Task statement
Reproduce every line of the listing below precisely, with no changes.

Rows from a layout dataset
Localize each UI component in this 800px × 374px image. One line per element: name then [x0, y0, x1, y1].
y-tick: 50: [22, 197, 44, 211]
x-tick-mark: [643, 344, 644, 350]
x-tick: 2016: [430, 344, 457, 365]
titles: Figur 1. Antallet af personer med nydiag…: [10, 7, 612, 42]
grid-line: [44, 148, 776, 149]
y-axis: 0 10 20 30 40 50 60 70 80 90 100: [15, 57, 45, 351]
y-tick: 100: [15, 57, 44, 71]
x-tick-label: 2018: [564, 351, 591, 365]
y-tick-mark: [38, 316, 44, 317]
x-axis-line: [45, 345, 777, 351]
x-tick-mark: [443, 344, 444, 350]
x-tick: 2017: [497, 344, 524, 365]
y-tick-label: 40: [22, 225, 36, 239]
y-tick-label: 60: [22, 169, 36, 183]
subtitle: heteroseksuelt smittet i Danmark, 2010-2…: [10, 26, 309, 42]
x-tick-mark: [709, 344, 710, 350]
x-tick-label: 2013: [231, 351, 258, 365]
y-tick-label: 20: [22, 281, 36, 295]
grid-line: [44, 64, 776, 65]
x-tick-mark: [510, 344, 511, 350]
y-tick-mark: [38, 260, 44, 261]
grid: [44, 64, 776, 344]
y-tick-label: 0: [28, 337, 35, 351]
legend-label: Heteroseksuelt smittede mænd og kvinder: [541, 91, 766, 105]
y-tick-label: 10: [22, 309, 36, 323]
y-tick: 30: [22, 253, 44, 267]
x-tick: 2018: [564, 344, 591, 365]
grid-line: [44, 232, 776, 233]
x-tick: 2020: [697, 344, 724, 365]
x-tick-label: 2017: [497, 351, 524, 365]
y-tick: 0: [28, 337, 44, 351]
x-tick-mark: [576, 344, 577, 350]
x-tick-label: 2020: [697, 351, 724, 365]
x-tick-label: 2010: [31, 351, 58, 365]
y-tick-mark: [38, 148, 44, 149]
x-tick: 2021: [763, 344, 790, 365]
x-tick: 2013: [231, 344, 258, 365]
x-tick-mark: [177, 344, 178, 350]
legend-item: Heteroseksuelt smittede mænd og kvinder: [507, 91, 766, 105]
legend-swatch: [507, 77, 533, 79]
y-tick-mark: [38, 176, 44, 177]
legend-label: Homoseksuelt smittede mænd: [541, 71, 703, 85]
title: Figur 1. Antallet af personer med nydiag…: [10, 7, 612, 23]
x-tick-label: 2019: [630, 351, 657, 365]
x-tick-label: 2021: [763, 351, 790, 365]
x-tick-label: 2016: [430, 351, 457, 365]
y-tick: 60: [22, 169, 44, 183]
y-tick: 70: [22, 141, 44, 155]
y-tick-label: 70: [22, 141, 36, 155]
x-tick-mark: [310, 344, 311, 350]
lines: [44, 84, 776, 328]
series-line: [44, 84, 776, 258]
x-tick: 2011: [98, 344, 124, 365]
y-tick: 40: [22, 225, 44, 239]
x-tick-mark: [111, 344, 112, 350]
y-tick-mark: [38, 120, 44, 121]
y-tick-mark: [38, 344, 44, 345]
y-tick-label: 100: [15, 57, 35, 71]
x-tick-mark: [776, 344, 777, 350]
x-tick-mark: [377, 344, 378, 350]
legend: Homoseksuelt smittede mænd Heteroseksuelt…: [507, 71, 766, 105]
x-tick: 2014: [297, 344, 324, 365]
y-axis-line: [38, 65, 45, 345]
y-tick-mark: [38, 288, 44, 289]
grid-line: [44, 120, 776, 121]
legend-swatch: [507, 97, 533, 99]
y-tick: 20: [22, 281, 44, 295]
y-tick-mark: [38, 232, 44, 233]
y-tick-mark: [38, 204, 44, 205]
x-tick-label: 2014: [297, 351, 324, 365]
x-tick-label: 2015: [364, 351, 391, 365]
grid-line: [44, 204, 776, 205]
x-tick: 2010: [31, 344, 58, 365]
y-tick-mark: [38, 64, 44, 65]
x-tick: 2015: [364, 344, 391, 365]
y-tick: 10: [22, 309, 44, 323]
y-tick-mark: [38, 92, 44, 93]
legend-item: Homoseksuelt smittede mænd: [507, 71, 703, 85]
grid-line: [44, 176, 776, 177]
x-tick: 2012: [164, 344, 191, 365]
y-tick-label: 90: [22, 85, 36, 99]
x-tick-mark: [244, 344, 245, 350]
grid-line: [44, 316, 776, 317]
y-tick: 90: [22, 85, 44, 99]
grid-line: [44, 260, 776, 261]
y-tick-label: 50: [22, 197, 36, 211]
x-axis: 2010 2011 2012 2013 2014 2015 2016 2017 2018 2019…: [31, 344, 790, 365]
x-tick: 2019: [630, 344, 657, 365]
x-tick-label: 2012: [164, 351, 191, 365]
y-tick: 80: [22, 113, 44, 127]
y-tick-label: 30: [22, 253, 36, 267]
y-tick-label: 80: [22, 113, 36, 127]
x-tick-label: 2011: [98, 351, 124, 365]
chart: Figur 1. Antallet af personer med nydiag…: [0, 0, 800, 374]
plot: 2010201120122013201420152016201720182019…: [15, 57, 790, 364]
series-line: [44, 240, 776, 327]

Written reply
Localize each UI component in this 800px × 374px image. One line per element: name then [x0, y0, x1, y1].
y-tick: 50: [22, 197, 44, 211]
x-tick-mark: [643, 344, 644, 350]
x-tick: 2016: [430, 344, 457, 365]
titles: Figur 1. Antallet af personer med nydiag…: [10, 7, 612, 42]
grid-line: [44, 148, 776, 149]
y-axis: 0 10 20 30 40 50 60 70 80 90 100: [15, 57, 45, 351]
y-tick: 100: [15, 57, 44, 71]
x-tick-label: 2018: [564, 351, 591, 365]
y-tick-mark: [38, 316, 44, 317]
x-axis-line: [45, 345, 777, 351]
x-tick-mark: [443, 344, 444, 350]
x-tick: 2017: [497, 344, 524, 365]
y-tick-label: 40: [22, 225, 36, 239]
y-tick-label: 60: [22, 169, 36, 183]
subtitle: heteroseksuelt smittet i Danmark, 2010-2…: [10, 26, 309, 42]
x-tick-mark: [709, 344, 710, 350]
x-tick-label: 2013: [231, 351, 258, 365]
y-tick-label: 20: [22, 281, 36, 295]
grid-line: [44, 64, 776, 65]
x-tick-mark: [510, 344, 511, 350]
y-tick-mark: [38, 260, 44, 261]
grid: [44, 64, 776, 344]
y-tick-label: 0: [28, 337, 35, 351]
legend-label: Heteroseksuelt smittede mænd og kvinder: [541, 91, 766, 105]
y-tick-label: 10: [22, 309, 36, 323]
y-tick: 30: [22, 253, 44, 267]
x-tick: 2018: [564, 344, 591, 365]
grid-line: [44, 232, 776, 233]
x-tick: 2020: [697, 344, 724, 365]
x-tick-label: 2017: [497, 351, 524, 365]
y-tick: 0: [28, 337, 44, 351]
x-tick-mark: [576, 344, 577, 350]
x-tick-label: 2020: [697, 351, 724, 365]
x-tick-label: 2010: [31, 351, 58, 365]
y-tick-mark: [38, 148, 44, 149]
x-tick: 2021: [763, 344, 790, 365]
x-tick: 2013: [231, 344, 258, 365]
x-tick-mark: [177, 344, 178, 350]
legend-item: Heteroseksuelt smittede mænd og kvinder: [507, 91, 766, 105]
legend-swatch: [507, 77, 533, 79]
y-tick-mark: [38, 176, 44, 177]
legend-label: Homoseksuelt smittede mænd: [541, 71, 703, 85]
title: Figur 1. Antallet af personer med nydiag…: [10, 7, 612, 23]
x-tick-label: 2019: [630, 351, 657, 365]
x-tick-label: 2021: [763, 351, 790, 365]
x-tick-label: 2016: [430, 351, 457, 365]
y-tick: 60: [22, 169, 44, 183]
y-tick: 70: [22, 141, 44, 155]
y-tick-label: 70: [22, 141, 36, 155]
x-tick-mark: [310, 344, 311, 350]
lines: [44, 84, 776, 328]
series-line: [44, 84, 776, 258]
x-tick: 2011: [98, 344, 124, 365]
y-tick: 40: [22, 225, 44, 239]
x-tick-mark: [111, 344, 112, 350]
y-tick-mark: [38, 120, 44, 121]
y-tick-mark: [38, 344, 44, 345]
y-tick-label: 100: [15, 57, 35, 71]
x-tick-mark: [776, 344, 777, 350]
x-tick-mark: [377, 344, 378, 350]
legend: Homoseksuelt smittede mænd Heteroseksuelt…: [507, 71, 766, 105]
x-tick: 2014: [297, 344, 324, 365]
y-axis-line: [38, 65, 45, 345]
y-tick-mark: [38, 288, 44, 289]
grid-line: [44, 120, 776, 121]
legend-swatch: [507, 97, 533, 99]
y-tick: 20: [22, 281, 44, 295]
y-tick-mark: [38, 232, 44, 233]
y-tick-mark: [38, 204, 44, 205]
x-tick-label: 2014: [297, 351, 324, 365]
x-tick-label: 2015: [364, 351, 391, 365]
grid-line: [44, 204, 776, 205]
x-tick: 2010: [31, 344, 58, 365]
y-tick-mark: [38, 64, 44, 65]
x-tick: 2015: [364, 344, 391, 365]
y-tick: 10: [22, 309, 44, 323]
y-tick-mark: [38, 92, 44, 93]
legend-item: Homoseksuelt smittede mænd: [507, 71, 703, 85]
grid-line: [44, 176, 776, 177]
x-tick: 2012: [164, 344, 191, 365]
y-tick-label: 90: [22, 85, 36, 99]
x-tick-mark: [244, 344, 245, 350]
grid-line: [44, 316, 776, 317]
y-tick: 90: [22, 85, 44, 99]
grid-line: [44, 260, 776, 261]
y-tick-label: 50: [22, 197, 36, 211]
x-axis: 2010 2011 2012 2013 2014 2015 2016 2017 2018 2019…: [31, 344, 790, 365]
x-tick: 2019: [630, 344, 657, 365]
x-tick-label: 2012: [164, 351, 191, 365]
y-tick: 80: [22, 113, 44, 127]
y-tick-label: 30: [22, 253, 36, 267]
y-tick-label: 80: [22, 113, 36, 127]
x-tick-label: 2011: [98, 351, 124, 365]
chart: Figur 1. Antallet af personer med nydiag…: [0, 0, 800, 374]
plot: 2010201120122013201420152016201720182019…: [15, 57, 790, 364]
series-line: [44, 240, 776, 327]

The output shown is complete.